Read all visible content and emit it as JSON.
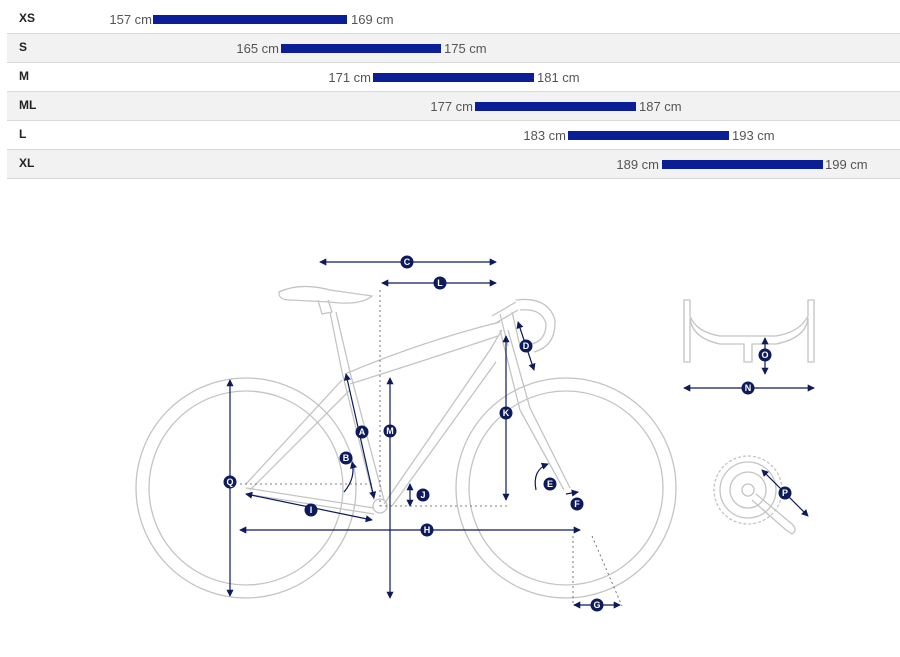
{
  "size_chart": {
    "rows": [
      {
        "size": "XS",
        "min": "157 cm",
        "max": "169 cm",
        "min_cm": 157,
        "max_cm": 169
      },
      {
        "size": "S",
        "min": "165 cm",
        "max": "175 cm",
        "min_cm": 165,
        "max_cm": 175
      },
      {
        "size": "M",
        "min": "171 cm",
        "max": "181 cm",
        "min_cm": 171,
        "max_cm": 181
      },
      {
        "size": "ML",
        "min": "177 cm",
        "max": "187 cm",
        "min_cm": 177,
        "max_cm": 187
      },
      {
        "size": "L",
        "min": "183 cm",
        "max": "193 cm",
        "min_cm": 183,
        "max_cm": 193
      },
      {
        "size": "XL",
        "min": "189 cm",
        "max": "199 cm",
        "min_cm": 189,
        "max_cm": 199
      }
    ],
    "bar_color": "#0a1e96"
  },
  "geometry": {
    "labels": {
      "A": "A",
      "B": "B",
      "C": "C",
      "D": "D",
      "E": "E",
      "F": "F",
      "G": "G",
      "H": "H",
      "I": "I",
      "J": "J",
      "K": "K",
      "L": "L",
      "M": "M",
      "N": "N",
      "O": "O",
      "P": "P",
      "Q": "Q"
    },
    "marker_color": "#0d1a5c",
    "line_color": "#bdbdbd"
  }
}
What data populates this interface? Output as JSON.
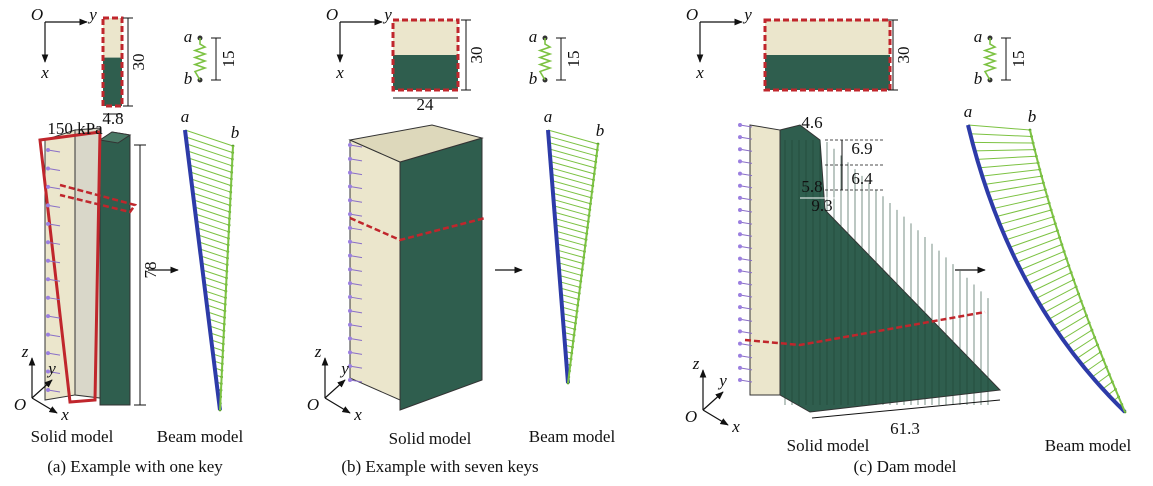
{
  "panels": [
    {
      "caption": "(a) Example with one key",
      "section": {
        "origin": "O",
        "y_axis": "y",
        "x_axis": "x",
        "height": "30",
        "width": "4.8"
      },
      "spring": {
        "a": "a",
        "b": "b",
        "length": "15"
      },
      "load": "150 kPa",
      "height": "78",
      "beam": {
        "a": "a",
        "b": "b"
      },
      "triad": {
        "z": "z",
        "y": "y",
        "origin": "O",
        "x": "x"
      },
      "solid_label": "Solid model",
      "beam_label": "Beam model"
    },
    {
      "caption": "(b) Example with seven keys",
      "section": {
        "origin": "O",
        "y_axis": "y",
        "x_axis": "x",
        "height": "30",
        "width": "24"
      },
      "spring": {
        "a": "a",
        "b": "b",
        "length": "15"
      },
      "beam": {
        "a": "a",
        "b": "b"
      },
      "triad": {
        "z": "z",
        "y": "y",
        "origin": "O",
        "x": "x"
      },
      "solid_label": "Solid model",
      "beam_label": "Beam model"
    },
    {
      "caption": "(c) Dam model",
      "section": {
        "origin": "O",
        "y_axis": "y",
        "x_axis": "x",
        "height": "30"
      },
      "spring": {
        "a": "a",
        "b": "b",
        "length": "15"
      },
      "dims": [
        "4.6",
        "6.9",
        "6.4",
        "5.8",
        "9.3",
        "61.3"
      ],
      "beam": {
        "a": "a",
        "b": "b"
      },
      "triad": {
        "z": "z",
        "y": "y",
        "origin": "O",
        "x": "x"
      },
      "solid_label": "Solid model",
      "beam_label": "Beam model"
    }
  ]
}
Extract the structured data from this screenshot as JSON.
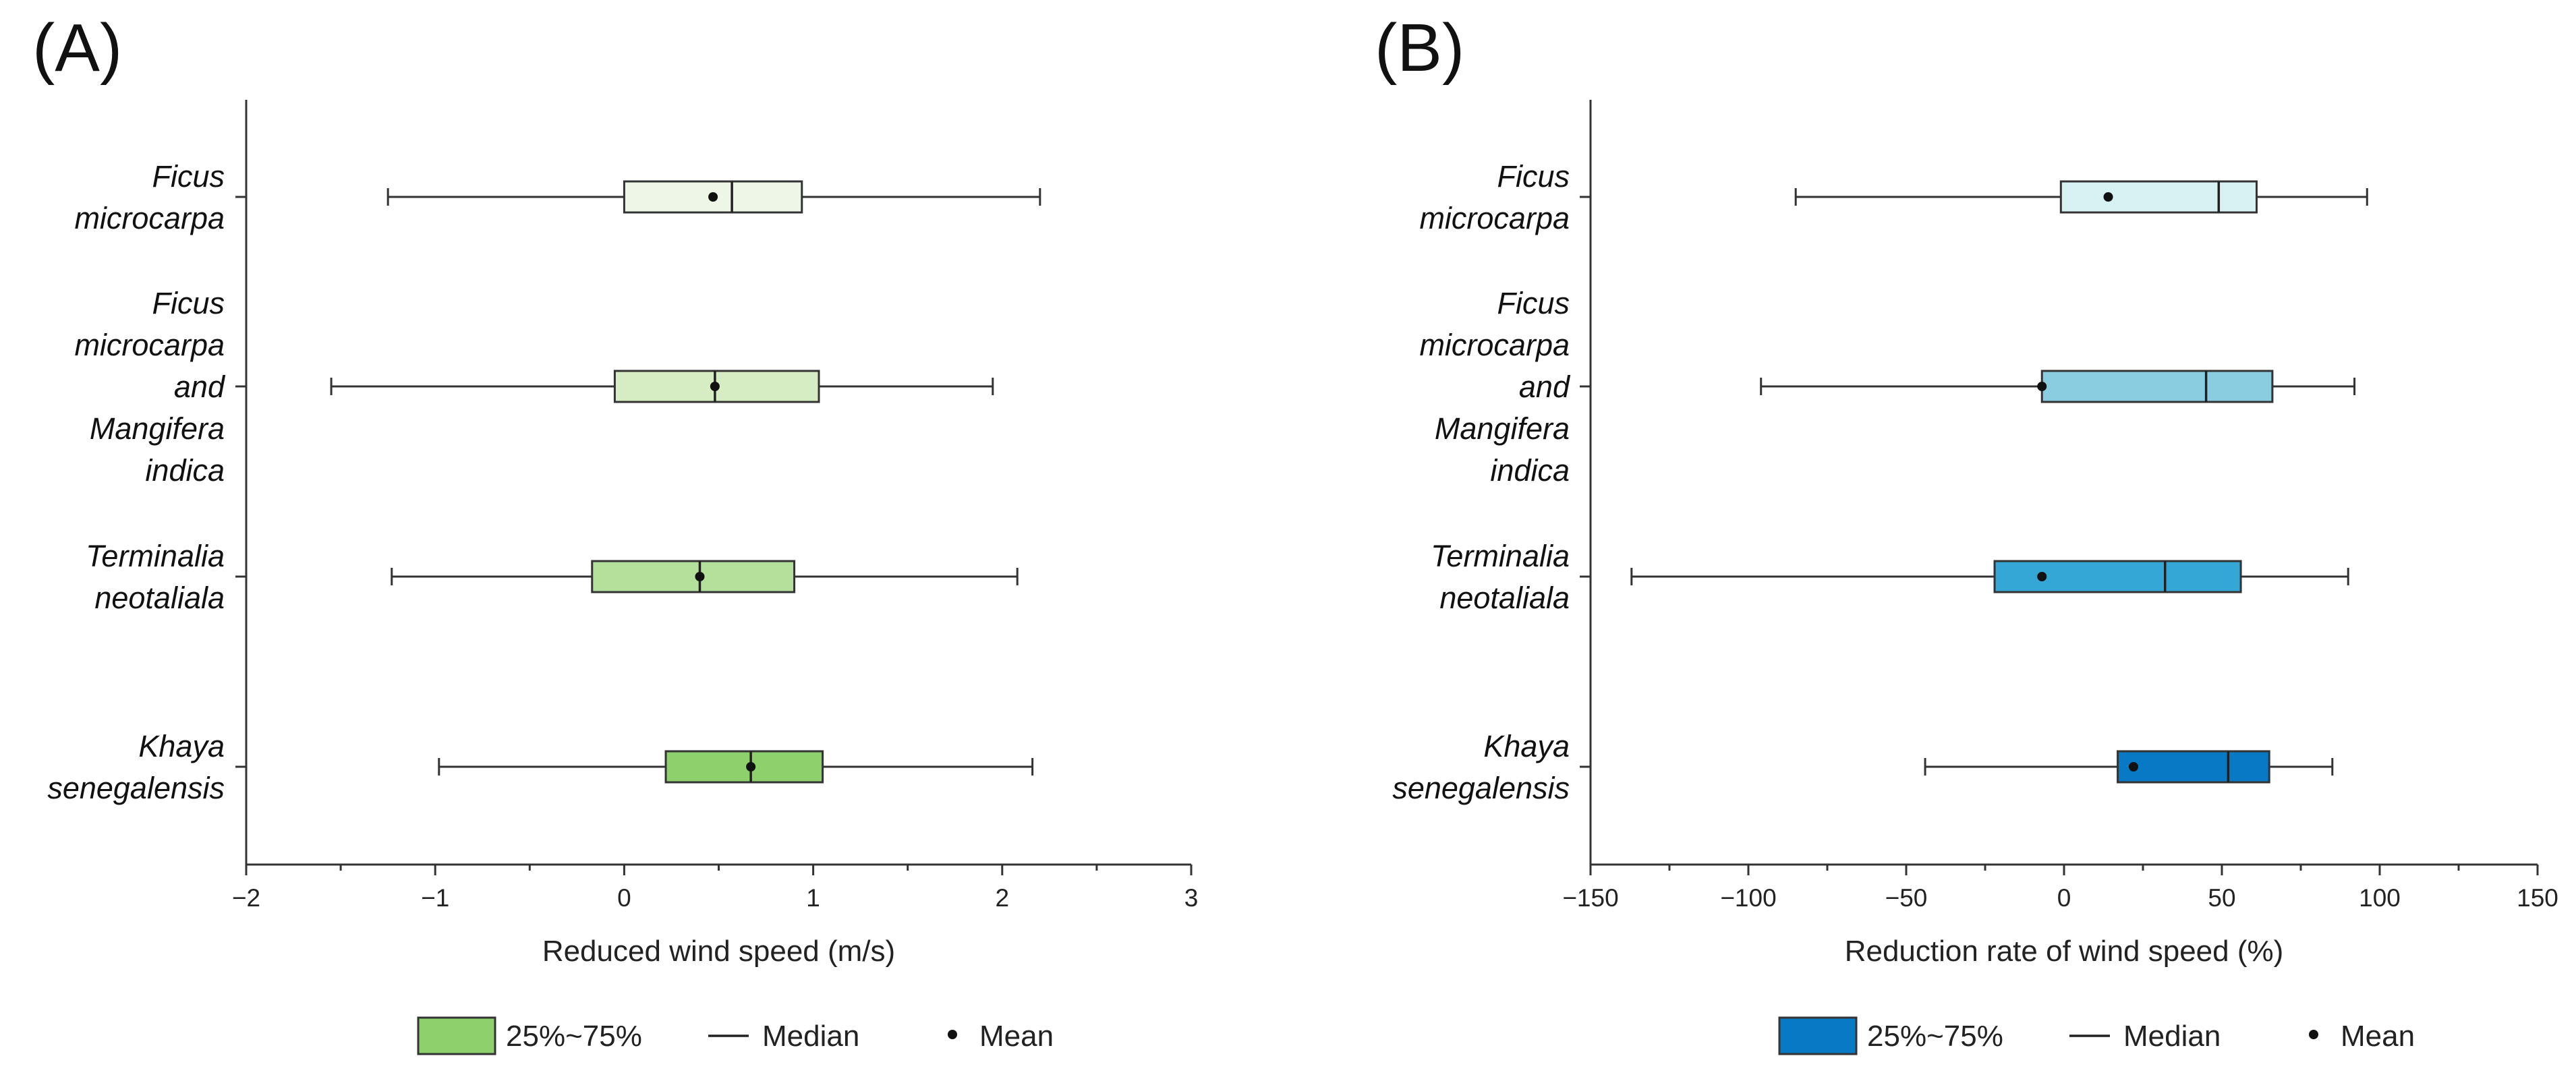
{
  "chart_data": [
    {
      "type": "boxplot",
      "orientation": "horizontal",
      "panel_label": "(A)",
      "xlabel": "Reduced wind speed (m/s)",
      "xlim": [
        -2,
        3
      ],
      "xticks": [
        -2,
        -1,
        0,
        1,
        2,
        3
      ],
      "xtick_labels": [
        "−2",
        "−1",
        "0",
        "1",
        "2",
        "3"
      ],
      "categories": [
        {
          "lines": [
            "Ficus",
            "microcarpa"
          ]
        },
        {
          "lines": [
            "Ficus",
            "microcarpa",
            "and",
            "Mangifera",
            "indica"
          ]
        },
        {
          "lines": [
            "Terminalia",
            "neotaliala"
          ]
        },
        {
          "lines": [
            "Khaya",
            "senegalensis"
          ]
        }
      ],
      "series": [
        {
          "category": "Ficus microcarpa",
          "whisker_low": -1.25,
          "q1": 0.0,
          "median": 0.57,
          "q3": 0.94,
          "whisker_high": 2.2,
          "mean": 0.47,
          "color": "#eef6e8"
        },
        {
          "category": "Ficus microcarpa and Mangifera indica",
          "whisker_low": -1.55,
          "q1": -0.05,
          "median": 0.48,
          "q3": 1.03,
          "whisker_high": 1.95,
          "mean": 0.48,
          "color": "#d6edc4"
        },
        {
          "category": "Terminalia neotaliala",
          "whisker_low": -1.23,
          "q1": -0.17,
          "median": 0.4,
          "q3": 0.9,
          "whisker_high": 2.08,
          "mean": 0.4,
          "color": "#b4e09c"
        },
        {
          "category": "Khaya senegalensis",
          "whisker_low": -0.98,
          "q1": 0.22,
          "median": 0.67,
          "q3": 1.05,
          "whisker_high": 2.16,
          "mean": 0.67,
          "color": "#8ed06c"
        }
      ],
      "legend": {
        "box_label": "25%~75%",
        "median_label": "Median",
        "mean_label": "Mean",
        "box_color": "#8ed06c"
      }
    },
    {
      "type": "boxplot",
      "orientation": "horizontal",
      "panel_label": "(B)",
      "xlabel": "Reduction rate of wind speed (%)",
      "xlim": [
        -150,
        150
      ],
      "xticks": [
        -150,
        -100,
        -50,
        0,
        50,
        100,
        150
      ],
      "xtick_labels": [
        "−150",
        "−100",
        "−50",
        "0",
        "50",
        "100",
        "150"
      ],
      "categories": [
        {
          "lines": [
            "Ficus",
            "microcarpa"
          ]
        },
        {
          "lines": [
            "Ficus",
            "microcarpa",
            "and",
            "Mangifera",
            "indica"
          ]
        },
        {
          "lines": [
            "Terminalia",
            "neotaliala"
          ]
        },
        {
          "lines": [
            "Khaya",
            "senegalensis"
          ]
        }
      ],
      "series": [
        {
          "category": "Ficus microcarpa",
          "whisker_low": -85,
          "q1": -1,
          "median": 49,
          "q3": 61,
          "whisker_high": 96,
          "mean": 14,
          "color": "#d7f2f3"
        },
        {
          "category": "Ficus microcarpa and Mangifera indica",
          "whisker_low": -96,
          "q1": -7,
          "median": 45,
          "q3": 66,
          "whisker_high": 92,
          "mean": -7,
          "color": "#8acce0"
        },
        {
          "category": "Terminalia neotaliala",
          "whisker_low": -137,
          "q1": -22,
          "median": 32,
          "q3": 56,
          "whisker_high": 90,
          "mean": -7,
          "color": "#34a7d6"
        },
        {
          "category": "Khaya senegalensis",
          "whisker_low": -44,
          "q1": 17,
          "median": 52,
          "q3": 65,
          "whisker_high": 85,
          "mean": 22,
          "color": "#0879c5"
        }
      ],
      "legend": {
        "box_label": "25%~75%",
        "median_label": "Median",
        "mean_label": "Mean",
        "box_color": "#0879c5"
      }
    }
  ]
}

◇ ◇ ◇ ◇ ◇ ◇ ◇

• _Stated task_
Copy every line in the entries above that has the string "JSON" in it.

• _Response to the task_
Read all visible content and emit it as JSON.
What data populates this interface? Output as JSON.
Extract the structured data from this screenshot as JSON.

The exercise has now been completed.